» Problem requirements:
Filter the records for lines holding the string "RIXEYVILLE".

Records from a collection of figures
** begin **

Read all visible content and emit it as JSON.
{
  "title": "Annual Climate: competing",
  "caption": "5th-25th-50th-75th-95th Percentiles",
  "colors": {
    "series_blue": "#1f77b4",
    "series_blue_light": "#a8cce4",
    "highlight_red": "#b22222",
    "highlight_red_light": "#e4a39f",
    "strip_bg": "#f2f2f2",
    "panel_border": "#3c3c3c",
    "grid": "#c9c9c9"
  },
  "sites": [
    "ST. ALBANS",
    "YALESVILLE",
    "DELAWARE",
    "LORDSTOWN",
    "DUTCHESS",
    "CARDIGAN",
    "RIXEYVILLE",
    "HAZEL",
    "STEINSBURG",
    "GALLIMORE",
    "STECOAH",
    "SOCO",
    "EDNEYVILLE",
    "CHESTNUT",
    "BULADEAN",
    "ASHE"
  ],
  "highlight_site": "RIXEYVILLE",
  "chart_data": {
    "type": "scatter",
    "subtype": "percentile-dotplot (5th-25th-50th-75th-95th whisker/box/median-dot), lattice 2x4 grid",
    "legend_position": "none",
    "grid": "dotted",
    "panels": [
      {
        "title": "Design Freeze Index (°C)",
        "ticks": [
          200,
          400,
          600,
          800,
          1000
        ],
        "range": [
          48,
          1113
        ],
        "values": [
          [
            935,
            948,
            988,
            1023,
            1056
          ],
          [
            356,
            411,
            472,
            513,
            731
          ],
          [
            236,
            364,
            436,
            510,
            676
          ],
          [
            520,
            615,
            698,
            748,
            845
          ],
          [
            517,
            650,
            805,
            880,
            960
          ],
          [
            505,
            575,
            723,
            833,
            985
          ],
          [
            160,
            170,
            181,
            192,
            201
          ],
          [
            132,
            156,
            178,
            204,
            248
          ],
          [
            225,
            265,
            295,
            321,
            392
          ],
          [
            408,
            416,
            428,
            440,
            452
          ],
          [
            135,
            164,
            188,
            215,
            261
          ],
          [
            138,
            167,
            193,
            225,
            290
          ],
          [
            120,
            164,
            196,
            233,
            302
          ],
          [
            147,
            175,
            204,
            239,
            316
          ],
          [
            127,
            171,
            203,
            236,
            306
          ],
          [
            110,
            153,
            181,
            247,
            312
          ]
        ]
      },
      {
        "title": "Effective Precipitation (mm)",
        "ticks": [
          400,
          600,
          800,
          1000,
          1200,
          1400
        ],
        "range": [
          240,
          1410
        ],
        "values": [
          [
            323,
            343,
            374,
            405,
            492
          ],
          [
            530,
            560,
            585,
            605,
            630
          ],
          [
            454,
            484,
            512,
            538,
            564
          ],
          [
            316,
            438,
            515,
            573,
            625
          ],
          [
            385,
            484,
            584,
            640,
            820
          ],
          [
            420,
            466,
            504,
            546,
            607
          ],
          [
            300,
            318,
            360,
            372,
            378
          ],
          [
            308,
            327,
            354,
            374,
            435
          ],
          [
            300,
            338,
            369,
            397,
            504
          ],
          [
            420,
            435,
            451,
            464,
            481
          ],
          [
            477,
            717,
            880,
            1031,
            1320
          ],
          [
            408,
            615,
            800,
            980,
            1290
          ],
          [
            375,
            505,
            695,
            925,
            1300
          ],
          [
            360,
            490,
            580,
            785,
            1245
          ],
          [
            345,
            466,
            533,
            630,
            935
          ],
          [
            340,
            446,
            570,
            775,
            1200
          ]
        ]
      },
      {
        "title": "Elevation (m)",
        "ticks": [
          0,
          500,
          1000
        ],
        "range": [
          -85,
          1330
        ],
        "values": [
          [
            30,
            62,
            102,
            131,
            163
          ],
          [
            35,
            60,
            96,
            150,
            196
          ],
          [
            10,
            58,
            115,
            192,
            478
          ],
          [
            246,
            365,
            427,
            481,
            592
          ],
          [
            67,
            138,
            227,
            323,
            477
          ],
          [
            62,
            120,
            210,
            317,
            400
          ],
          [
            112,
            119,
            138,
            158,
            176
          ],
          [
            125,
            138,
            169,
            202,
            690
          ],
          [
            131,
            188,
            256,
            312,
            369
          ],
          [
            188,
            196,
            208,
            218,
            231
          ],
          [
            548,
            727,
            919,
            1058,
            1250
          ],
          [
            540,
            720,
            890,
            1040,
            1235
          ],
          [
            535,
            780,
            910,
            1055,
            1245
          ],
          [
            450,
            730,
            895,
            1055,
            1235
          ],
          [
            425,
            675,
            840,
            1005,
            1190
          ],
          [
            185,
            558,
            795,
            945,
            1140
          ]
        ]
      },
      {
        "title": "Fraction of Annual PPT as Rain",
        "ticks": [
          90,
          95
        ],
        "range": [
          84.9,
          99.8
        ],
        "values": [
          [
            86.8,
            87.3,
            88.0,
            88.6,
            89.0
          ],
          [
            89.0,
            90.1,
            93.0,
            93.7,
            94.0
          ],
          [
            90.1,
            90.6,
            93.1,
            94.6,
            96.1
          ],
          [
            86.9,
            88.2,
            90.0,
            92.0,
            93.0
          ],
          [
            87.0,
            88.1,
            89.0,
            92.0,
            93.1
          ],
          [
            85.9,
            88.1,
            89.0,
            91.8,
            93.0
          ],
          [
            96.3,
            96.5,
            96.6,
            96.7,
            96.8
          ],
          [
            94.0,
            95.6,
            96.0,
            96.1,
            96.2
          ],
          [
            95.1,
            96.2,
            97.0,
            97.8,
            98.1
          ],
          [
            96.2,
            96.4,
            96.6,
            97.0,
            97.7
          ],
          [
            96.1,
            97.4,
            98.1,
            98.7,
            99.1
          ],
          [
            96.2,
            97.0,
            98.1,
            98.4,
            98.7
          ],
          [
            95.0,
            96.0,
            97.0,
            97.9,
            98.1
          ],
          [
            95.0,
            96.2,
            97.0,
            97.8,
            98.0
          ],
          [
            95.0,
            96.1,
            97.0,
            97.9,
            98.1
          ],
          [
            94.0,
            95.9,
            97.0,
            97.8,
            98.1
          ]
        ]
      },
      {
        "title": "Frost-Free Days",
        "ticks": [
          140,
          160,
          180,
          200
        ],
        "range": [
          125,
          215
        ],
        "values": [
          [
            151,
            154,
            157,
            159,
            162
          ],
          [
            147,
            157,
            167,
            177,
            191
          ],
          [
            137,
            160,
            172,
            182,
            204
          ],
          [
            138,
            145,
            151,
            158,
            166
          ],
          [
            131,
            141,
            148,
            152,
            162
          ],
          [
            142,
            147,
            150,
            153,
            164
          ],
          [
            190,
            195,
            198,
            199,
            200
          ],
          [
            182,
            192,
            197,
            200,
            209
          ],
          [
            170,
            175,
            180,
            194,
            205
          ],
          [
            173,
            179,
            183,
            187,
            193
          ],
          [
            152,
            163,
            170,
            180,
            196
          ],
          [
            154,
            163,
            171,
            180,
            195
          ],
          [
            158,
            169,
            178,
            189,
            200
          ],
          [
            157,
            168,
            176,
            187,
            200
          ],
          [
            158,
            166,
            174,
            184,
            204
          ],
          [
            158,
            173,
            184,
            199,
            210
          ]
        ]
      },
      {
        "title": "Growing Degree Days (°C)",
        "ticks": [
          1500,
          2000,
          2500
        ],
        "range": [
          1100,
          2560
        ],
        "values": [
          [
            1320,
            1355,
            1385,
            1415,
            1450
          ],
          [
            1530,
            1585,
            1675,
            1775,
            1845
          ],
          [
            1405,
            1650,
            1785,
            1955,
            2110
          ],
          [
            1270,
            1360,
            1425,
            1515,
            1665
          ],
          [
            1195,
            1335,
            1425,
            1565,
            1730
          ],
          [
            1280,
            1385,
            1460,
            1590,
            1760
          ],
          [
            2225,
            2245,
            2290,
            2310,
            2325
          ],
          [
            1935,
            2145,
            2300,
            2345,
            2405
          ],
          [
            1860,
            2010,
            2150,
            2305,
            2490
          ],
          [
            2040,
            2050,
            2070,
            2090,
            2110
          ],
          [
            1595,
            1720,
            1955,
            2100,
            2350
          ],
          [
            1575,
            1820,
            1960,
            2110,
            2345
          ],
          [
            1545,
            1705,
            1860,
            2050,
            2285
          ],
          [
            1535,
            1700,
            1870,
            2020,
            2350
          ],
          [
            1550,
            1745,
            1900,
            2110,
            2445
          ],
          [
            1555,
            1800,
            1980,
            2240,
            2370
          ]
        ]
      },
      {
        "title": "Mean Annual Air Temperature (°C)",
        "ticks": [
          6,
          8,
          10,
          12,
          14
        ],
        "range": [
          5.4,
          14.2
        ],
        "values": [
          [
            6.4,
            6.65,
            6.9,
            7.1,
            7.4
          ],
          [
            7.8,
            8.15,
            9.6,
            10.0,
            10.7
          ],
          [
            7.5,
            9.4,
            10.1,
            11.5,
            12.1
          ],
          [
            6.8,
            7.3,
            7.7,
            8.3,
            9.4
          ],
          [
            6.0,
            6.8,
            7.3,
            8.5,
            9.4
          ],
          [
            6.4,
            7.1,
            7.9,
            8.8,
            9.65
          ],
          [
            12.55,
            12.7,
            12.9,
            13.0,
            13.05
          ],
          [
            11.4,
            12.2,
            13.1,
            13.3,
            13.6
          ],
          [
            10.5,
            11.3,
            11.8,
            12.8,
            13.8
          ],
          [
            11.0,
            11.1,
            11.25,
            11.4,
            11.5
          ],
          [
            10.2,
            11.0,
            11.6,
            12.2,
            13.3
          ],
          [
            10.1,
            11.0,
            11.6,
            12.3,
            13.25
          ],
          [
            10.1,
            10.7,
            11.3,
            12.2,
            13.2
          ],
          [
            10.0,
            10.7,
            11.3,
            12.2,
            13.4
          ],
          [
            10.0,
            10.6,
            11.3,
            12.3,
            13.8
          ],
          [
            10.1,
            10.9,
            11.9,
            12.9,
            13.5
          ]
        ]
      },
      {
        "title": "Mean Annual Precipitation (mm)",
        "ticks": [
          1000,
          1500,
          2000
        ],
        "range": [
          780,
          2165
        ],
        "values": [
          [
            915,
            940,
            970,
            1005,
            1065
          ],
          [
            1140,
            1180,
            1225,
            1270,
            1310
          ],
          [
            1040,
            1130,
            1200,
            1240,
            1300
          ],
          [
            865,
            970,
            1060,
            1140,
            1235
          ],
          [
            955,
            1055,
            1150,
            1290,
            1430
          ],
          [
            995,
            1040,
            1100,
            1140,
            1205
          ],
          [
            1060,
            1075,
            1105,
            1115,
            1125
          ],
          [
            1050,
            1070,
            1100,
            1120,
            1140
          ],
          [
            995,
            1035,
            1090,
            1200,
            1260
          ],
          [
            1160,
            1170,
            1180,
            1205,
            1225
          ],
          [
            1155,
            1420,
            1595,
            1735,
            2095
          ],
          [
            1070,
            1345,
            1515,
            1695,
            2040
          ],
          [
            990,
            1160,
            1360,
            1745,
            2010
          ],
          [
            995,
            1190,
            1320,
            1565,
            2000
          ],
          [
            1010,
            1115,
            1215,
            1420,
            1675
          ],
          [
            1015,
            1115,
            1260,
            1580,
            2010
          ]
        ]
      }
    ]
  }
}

** end **

» Exercise output:
    "RIXEYVILLE",
  "highlight_site": "RIXEYVILLE",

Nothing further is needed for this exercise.